Exercise instructions:
Write out the items starting at the line that contains "Localize 19 of" and ending at the line that contains "x-tick-label: Off-focus <box>448" as a numbered list, leaving out any blank lines.

Material for this task:
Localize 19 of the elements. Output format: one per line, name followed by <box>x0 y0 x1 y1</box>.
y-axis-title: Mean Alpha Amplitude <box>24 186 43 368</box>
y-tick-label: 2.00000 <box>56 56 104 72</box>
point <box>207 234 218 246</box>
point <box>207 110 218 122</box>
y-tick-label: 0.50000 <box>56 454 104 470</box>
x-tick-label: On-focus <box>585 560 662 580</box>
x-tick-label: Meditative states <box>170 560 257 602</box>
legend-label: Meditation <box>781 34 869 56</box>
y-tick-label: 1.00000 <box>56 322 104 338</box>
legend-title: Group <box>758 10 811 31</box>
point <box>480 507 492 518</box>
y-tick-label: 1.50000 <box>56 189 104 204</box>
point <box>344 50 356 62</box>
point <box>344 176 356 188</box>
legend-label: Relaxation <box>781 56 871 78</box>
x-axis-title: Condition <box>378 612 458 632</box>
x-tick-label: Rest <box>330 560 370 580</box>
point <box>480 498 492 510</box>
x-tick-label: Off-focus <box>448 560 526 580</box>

---

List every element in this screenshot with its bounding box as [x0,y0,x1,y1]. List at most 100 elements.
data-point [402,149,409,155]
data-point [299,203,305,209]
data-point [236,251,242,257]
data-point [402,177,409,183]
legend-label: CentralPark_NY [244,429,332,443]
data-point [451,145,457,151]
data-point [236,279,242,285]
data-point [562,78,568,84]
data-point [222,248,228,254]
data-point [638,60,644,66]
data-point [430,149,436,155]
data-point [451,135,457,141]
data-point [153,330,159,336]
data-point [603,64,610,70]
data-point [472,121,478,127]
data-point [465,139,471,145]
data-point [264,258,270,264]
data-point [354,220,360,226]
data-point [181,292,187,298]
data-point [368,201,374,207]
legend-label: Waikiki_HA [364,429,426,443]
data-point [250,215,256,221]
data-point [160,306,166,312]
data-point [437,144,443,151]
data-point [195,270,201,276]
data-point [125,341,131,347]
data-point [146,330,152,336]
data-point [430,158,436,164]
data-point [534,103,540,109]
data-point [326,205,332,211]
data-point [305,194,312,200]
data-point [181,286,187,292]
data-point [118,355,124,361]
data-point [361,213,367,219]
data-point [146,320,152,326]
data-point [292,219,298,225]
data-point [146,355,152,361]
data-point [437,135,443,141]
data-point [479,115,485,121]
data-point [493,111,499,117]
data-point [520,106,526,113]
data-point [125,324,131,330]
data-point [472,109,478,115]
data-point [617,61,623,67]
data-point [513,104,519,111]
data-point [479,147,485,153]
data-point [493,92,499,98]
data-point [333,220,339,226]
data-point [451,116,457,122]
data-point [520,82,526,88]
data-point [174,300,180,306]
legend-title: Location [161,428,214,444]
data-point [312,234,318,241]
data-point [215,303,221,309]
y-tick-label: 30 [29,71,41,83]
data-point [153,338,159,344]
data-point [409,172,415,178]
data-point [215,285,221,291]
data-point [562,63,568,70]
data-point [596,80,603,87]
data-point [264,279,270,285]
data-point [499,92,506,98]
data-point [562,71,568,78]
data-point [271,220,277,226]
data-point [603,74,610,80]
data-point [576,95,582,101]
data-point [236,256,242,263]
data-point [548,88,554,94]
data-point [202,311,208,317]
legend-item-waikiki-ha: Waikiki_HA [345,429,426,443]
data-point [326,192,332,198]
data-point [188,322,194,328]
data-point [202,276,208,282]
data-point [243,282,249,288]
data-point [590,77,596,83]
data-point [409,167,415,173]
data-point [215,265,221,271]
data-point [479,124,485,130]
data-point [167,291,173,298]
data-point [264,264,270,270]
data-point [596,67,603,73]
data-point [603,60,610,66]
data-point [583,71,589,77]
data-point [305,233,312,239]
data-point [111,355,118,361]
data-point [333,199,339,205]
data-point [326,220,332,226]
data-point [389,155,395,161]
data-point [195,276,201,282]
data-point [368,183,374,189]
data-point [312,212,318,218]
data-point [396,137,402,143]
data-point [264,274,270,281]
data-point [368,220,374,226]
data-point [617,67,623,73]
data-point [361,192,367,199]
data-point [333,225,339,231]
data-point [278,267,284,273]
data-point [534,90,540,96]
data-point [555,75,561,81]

In response:
1. Localize 19 of the elements. Output format: one per line, name followed by <box>x0 y0 x1 y1</box>.
2. y-axis-title: Mean Alpha Amplitude <box>24 186 43 368</box>
3. y-tick-label: 2.00000 <box>56 56 104 72</box>
4. point <box>207 234 218 246</box>
5. point <box>207 110 218 122</box>
6. y-tick-label: 0.50000 <box>56 454 104 470</box>
7. x-tick-label: On-focus <box>585 560 662 580</box>
8. x-tick-label: Meditative states <box>170 560 257 602</box>
9. legend-label: Meditation <box>781 34 869 56</box>
10. y-tick-label: 1.00000 <box>56 322 104 338</box>
11. legend-title: Group <box>758 10 811 31</box>
12. point <box>480 507 492 518</box>
13. y-tick-label: 1.50000 <box>56 189 104 204</box>
14. point <box>344 50 356 62</box>
15. point <box>344 176 356 188</box>
16. legend-label: Relaxation <box>781 56 871 78</box>
17. x-axis-title: Condition <box>378 612 458 632</box>
18. x-tick-label: Rest <box>330 560 370 580</box>
19. point <box>480 498 492 510</box>
20. x-tick-label: Off-focus <box>448 560 526 580</box>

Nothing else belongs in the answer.